*** Entries supplied
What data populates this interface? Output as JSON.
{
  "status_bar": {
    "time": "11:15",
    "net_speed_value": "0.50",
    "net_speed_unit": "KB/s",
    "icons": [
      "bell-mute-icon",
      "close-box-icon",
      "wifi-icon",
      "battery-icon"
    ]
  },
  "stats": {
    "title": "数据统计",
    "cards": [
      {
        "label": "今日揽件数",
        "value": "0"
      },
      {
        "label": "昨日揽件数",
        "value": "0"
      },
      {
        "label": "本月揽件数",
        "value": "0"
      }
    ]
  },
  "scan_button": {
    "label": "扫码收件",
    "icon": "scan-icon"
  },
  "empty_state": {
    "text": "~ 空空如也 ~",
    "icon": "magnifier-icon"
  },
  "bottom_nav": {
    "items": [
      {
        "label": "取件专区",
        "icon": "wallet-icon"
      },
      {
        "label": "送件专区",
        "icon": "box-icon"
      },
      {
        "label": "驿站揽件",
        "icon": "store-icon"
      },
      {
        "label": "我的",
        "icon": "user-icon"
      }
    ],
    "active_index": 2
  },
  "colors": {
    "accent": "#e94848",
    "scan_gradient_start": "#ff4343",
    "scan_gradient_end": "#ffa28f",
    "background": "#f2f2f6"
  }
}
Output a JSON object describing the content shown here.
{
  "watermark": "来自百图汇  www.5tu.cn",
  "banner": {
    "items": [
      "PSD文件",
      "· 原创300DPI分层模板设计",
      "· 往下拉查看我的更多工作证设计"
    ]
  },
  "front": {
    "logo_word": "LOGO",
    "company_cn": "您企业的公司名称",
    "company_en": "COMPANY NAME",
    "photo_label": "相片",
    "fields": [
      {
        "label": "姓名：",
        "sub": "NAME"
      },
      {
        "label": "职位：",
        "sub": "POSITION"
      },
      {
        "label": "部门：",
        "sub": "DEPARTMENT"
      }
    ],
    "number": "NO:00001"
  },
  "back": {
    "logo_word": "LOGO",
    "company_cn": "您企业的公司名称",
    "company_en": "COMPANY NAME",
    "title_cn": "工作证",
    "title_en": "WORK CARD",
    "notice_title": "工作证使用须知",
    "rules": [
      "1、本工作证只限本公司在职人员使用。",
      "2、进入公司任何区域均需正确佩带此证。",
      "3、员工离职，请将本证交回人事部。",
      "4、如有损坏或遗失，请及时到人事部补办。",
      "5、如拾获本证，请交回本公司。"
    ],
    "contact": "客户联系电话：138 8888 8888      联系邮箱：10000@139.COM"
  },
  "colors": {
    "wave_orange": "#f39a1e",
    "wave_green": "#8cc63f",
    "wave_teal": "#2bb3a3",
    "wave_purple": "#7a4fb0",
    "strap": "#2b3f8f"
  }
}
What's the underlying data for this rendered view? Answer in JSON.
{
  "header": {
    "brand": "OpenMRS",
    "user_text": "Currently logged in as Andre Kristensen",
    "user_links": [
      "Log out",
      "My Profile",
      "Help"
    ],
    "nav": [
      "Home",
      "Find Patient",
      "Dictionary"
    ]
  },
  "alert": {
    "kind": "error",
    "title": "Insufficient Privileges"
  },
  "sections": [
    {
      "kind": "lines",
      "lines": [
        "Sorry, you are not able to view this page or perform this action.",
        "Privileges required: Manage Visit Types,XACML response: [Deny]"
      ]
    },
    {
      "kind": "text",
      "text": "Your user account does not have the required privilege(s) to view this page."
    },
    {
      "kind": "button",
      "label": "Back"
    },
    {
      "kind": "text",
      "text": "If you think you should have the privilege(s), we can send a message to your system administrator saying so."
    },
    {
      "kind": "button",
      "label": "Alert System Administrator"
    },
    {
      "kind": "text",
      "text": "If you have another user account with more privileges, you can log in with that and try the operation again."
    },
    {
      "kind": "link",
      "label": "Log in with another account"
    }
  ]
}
******
Repeat the data exactly. Leave nothing out.

[Finished answer]
What data populates this interface? Output as JSON.
{
  "status_bar": {
    "time": "11:15",
    "net_speed_value": "0.50",
    "net_speed_unit": "KB/s",
    "icons": [
      "bell-mute-icon",
      "close-box-icon",
      "wifi-icon",
      "battery-icon"
    ]
  },
  "stats": {
    "title": "数据统计",
    "cards": [
      {
        "label": "今日揽件数",
        "value": "0"
      },
      {
        "label": "昨日揽件数",
        "value": "0"
      },
      {
        "label": "本月揽件数",
        "value": "0"
      }
    ]
  },
  "scan_button": {
    "label": "扫码收件",
    "icon": "scan-icon"
  },
  "empty_state": {
    "text": "~ 空空如也 ~",
    "icon": "magnifier-icon"
  },
  "bottom_nav": {
    "items": [
      {
        "label": "取件专区",
        "icon": "wallet-icon"
      },
      {
        "label": "送件专区",
        "icon": "box-icon"
      },
      {
        "label": "驿站揽件",
        "icon": "store-icon"
      },
      {
        "label": "我的",
        "icon": "user-icon"
      }
    ],
    "active_index": 2
  },
  "colors": {
    "accent": "#e94848",
    "scan_gradient_start": "#ff4343",
    "scan_gradient_end": "#ffa28f",
    "background": "#f2f2f6"
  }
}
Output a JSON object describing the content shown here.
{
  "watermark": "来自百图汇  www.5tu.cn",
  "banner": {
    "items": [
      "PSD文件",
      "· 原创300DPI分层模板设计",
      "· 往下拉查看我的更多工作证设计"
    ]
  },
  "front": {
    "logo_word": "LOGO",
    "company_cn": "您企业的公司名称",
    "company_en": "COMPANY NAME",
    "photo_label": "相片",
    "fields": [
      {
        "label": "姓名：",
        "sub": "NAME"
      },
      {
        "label": "职位：",
        "sub": "POSITION"
      },
      {
        "label": "部门：",
        "sub": "DEPARTMENT"
      }
    ],
    "number": "NO:00001"
  },
  "back": {
    "logo_word": "LOGO",
    "company_cn": "您企业的公司名称",
    "company_en": "COMPANY NAME",
    "title_cn": "工作证",
    "title_en": "WORK CARD",
    "notice_title": "工作证使用须知",
    "rules": [
      "1、本工作证只限本公司在职人员使用。",
      "2、进入公司任何区域均需正确佩带此证。",
      "3、员工离职，请将本证交回人事部。",
      "4、如有损坏或遗失，请及时到人事部补办。",
      "5、如拾获本证，请交回本公司。"
    ],
    "contact": "客户联系电话：138 8888 8888      联系邮箱：10000@139.COM"
  },
  "colors": {
    "wave_orange": "#f39a1e",
    "wave_green": "#8cc63f",
    "wave_teal": "#2bb3a3",
    "wave_purple": "#7a4fb0",
    "strap": "#2b3f8f"
  }
}
What's the underlying data for this rendered view? Answer in JSON.
{
  "header": {
    "brand": "OpenMRS",
    "user_text": "Currently logged in as Andre Kristensen",
    "user_links": [
      "Log out",
      "My Profile",
      "Help"
    ],
    "nav": [
      "Home",
      "Find Patient",
      "Dictionary"
    ]
  },
  "alert": {
    "kind": "error",
    "title": "Insufficient Privileges"
  },
  "sections": [
    {
      "kind": "lines",
      "lines": [
        "Sorry, you are not able to view this page or perform this action.",
        "Privileges required: Manage Visit Types,XACML response: [Deny]"
      ]
    },
    {
      "kind": "text",
      "text": "Your user account does not have the required privilege(s) to view this page."
    },
    {
      "kind": "button",
      "label": "Back"
    },
    {
      "kind": "text",
      "text": "If you think you should have the privilege(s), we can send a message to your system administrator saying so."
    },
    {
      "kind": "button",
      "label": "Alert System Administrator"
    },
    {
      "kind": "text",
      "text": "If you have another user account with more privileges, you can log in with that and try the operation again."
    },
    {
      "kind": "link",
      "label": "Log in with another account"
    }
  ]
}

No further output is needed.